_Exercise aim_
Print the records again, character for character.

(Figure record listings)

"""

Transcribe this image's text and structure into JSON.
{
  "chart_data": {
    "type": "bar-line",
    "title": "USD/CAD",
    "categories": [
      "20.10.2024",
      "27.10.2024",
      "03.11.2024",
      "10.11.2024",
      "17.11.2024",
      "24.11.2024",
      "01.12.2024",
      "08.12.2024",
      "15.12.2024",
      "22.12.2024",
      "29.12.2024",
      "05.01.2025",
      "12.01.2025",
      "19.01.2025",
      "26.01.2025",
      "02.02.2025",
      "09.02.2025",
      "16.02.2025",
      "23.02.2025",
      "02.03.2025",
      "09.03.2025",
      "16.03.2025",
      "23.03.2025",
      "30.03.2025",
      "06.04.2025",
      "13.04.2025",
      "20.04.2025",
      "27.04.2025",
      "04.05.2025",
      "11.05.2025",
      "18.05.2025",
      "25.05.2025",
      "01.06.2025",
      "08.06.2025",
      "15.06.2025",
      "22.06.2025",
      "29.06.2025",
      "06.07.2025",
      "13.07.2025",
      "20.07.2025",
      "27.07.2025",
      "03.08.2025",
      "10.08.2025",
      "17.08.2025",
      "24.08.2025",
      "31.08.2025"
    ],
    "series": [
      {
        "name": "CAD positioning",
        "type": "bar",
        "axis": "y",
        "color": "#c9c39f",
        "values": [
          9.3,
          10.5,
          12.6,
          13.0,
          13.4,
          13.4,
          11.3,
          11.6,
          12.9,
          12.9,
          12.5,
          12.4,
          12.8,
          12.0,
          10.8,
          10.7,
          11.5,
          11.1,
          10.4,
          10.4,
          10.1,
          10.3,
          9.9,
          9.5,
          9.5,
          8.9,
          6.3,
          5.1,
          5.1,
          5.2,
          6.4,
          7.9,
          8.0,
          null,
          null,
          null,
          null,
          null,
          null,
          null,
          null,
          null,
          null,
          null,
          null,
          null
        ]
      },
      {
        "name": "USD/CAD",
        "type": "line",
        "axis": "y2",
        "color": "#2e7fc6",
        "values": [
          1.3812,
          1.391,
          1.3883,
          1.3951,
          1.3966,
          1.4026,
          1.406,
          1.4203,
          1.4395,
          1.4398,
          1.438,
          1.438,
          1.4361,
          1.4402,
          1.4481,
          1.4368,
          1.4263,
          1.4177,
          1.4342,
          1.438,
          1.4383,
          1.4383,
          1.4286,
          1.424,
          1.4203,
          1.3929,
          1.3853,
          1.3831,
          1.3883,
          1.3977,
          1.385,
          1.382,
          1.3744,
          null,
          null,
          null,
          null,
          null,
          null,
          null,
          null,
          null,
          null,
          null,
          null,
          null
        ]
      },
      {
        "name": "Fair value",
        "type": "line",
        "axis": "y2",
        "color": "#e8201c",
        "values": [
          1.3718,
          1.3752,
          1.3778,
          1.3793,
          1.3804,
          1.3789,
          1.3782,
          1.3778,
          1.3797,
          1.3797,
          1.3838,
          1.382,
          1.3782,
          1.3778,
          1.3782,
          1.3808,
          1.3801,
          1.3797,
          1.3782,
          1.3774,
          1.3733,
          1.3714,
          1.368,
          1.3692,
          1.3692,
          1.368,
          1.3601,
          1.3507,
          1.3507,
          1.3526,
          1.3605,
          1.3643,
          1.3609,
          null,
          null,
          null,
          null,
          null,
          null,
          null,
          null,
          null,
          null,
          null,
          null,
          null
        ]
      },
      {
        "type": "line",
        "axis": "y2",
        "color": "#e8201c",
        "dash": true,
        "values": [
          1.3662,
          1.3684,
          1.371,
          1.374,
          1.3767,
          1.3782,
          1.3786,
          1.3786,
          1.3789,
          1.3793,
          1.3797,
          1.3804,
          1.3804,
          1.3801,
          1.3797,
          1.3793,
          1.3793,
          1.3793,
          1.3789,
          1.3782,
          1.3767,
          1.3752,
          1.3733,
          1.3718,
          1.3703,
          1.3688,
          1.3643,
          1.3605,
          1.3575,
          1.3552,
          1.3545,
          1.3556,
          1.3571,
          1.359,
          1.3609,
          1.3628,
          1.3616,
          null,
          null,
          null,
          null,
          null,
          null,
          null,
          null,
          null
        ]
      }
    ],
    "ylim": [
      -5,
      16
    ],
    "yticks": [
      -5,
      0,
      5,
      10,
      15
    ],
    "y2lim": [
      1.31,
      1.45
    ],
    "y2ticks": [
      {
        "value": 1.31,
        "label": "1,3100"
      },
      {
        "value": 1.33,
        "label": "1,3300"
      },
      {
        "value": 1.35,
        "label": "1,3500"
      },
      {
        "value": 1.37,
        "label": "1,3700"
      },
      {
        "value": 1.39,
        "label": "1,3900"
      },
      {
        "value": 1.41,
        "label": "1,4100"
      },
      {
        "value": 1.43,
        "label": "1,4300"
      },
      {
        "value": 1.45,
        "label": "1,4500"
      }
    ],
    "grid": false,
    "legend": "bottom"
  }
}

"""

_Written reply_
Transcribe this image's text and structure into JSON.
{
  "chart_data": {
    "type": "bar-line",
    "title": "USD/CAD",
    "categories": [
      "20.10.2024",
      "27.10.2024",
      "03.11.2024",
      "10.11.2024",
      "17.11.2024",
      "24.11.2024",
      "01.12.2024",
      "08.12.2024",
      "15.12.2024",
      "22.12.2024",
      "29.12.2024",
      "05.01.2025",
      "12.01.2025",
      "19.01.2025",
      "26.01.2025",
      "02.02.2025",
      "09.02.2025",
      "16.02.2025",
      "23.02.2025",
      "02.03.2025",
      "09.03.2025",
      "16.03.2025",
      "23.03.2025",
      "30.03.2025",
      "06.04.2025",
      "13.04.2025",
      "20.04.2025",
      "27.04.2025",
      "04.05.2025",
      "11.05.2025",
      "18.05.2025",
      "25.05.2025",
      "01.06.2025",
      "08.06.2025",
      "15.06.2025",
      "22.06.2025",
      "29.06.2025",
      "06.07.2025",
      "13.07.2025",
      "20.07.2025",
      "27.07.2025",
      "03.08.2025",
      "10.08.2025",
      "17.08.2025",
      "24.08.2025",
      "31.08.2025"
    ],
    "series": [
      {
        "name": "CAD positioning",
        "type": "bar",
        "axis": "y",
        "color": "#c9c39f",
        "values": [
          9.3,
          10.5,
          12.6,
          13.0,
          13.4,
          13.4,
          11.3,
          11.6,
          12.9,
          12.9,
          12.5,
          12.4,
          12.8,
          12.0,
          10.8,
          10.7,
          11.5,
          11.1,
          10.4,
          10.4,
          10.1,
          10.3,
          9.9,
          9.5,
          9.5,
          8.9,
          6.3,
          5.1,
          5.1,
          5.2,
          6.4,
          7.9,
          8.0,
          null,
          null,
          null,
          null,
          null,
          null,
          null,
          null,
          null,
          null,
          null,
          null,
          null
        ]
      },
      {
        "name": "USD/CAD",
        "type": "line",
        "axis": "y2",
        "color": "#2e7fc6",
        "values": [
          1.3812,
          1.391,
          1.3883,
          1.3951,
          1.3966,
          1.4026,
          1.406,
          1.4203,
          1.4395,
          1.4398,
          1.438,
          1.438,
          1.4361,
          1.4402,
          1.4481,
          1.4368,
          1.4263,
          1.4177,
          1.4342,
          1.438,
          1.4383,
          1.4383,
          1.4286,
          1.424,
          1.4203,
          1.3929,
          1.3853,
          1.3831,
          1.3883,
          1.3977,
          1.385,
          1.382,
          1.3744,
          null,
          null,
          null,
          null,
          null,
          null,
          null,
          null,
          null,
          null,
          null,
          null,
          null
        ]
      },
      {
        "name": "Fair value",
        "type": "line",
        "axis": "y2",
        "color": "#e8201c",
        "values": [
          1.3718,
          1.3752,
          1.3778,
          1.3793,
          1.3804,
          1.3789,
          1.3782,
          1.3778,
          1.3797,
          1.3797,
          1.3838,
          1.382,
          1.3782,
          1.3778,
          1.3782,
          1.3808,
          1.3801,
          1.3797,
          1.3782,
          1.3774,
          1.3733,
          1.3714,
          1.368,
          1.3692,
          1.3692,
          1.368,
          1.3601,
          1.3507,
          1.3507,
          1.3526,
          1.3605,
          1.3643,
          1.3609,
          null,
          null,
          null,
          null,
          null,
          null,
          null,
          null,
          null,
          null,
          null,
          null,
          null
        ]
      },
      {
        "type": "line",
        "axis": "y2",
        "color": "#e8201c",
        "dash": true,
        "values": [
          1.3662,
          1.3684,
          1.371,
          1.374,
          1.3767,
          1.3782,
          1.3786,
          1.3786,
          1.3789,
          1.3793,
          1.3797,
          1.3804,
          1.3804,
          1.3801,
          1.3797,
          1.3793,
          1.3793,
          1.3793,
          1.3789,
          1.3782,
          1.3767,
          1.3752,
          1.3733,
          1.3718,
          1.3703,
          1.3688,
          1.3643,
          1.3605,
          1.3575,
          1.3552,
          1.3545,
          1.3556,
          1.3571,
          1.359,
          1.3609,
          1.3628,
          1.3616,
          null,
          null,
          null,
          null,
          null,
          null,
          null,
          null,
          null
        ]
      }
    ],
    "ylim": [
      -5,
      16
    ],
    "yticks": [
      -5,
      0,
      5,
      10,
      15
    ],
    "y2lim": [
      1.31,
      1.45
    ],
    "y2ticks": [
      {
        "value": 1.31,
        "label": "1,3100"
      },
      {
        "value": 1.33,
        "label": "1,3300"
      },
      {
        "value": 1.35,
        "label": "1,3500"
      },
      {
        "value": 1.37,
        "label": "1,3700"
      },
      {
        "value": 1.39,
        "label": "1,3900"
      },
      {
        "value": 1.41,
        "label": "1,4100"
      },
      {
        "value": 1.43,
        "label": "1,4300"
      },
      {
        "value": 1.45,
        "label": "1,4500"
      }
    ],
    "grid": false,
    "legend": "bottom"
  }
}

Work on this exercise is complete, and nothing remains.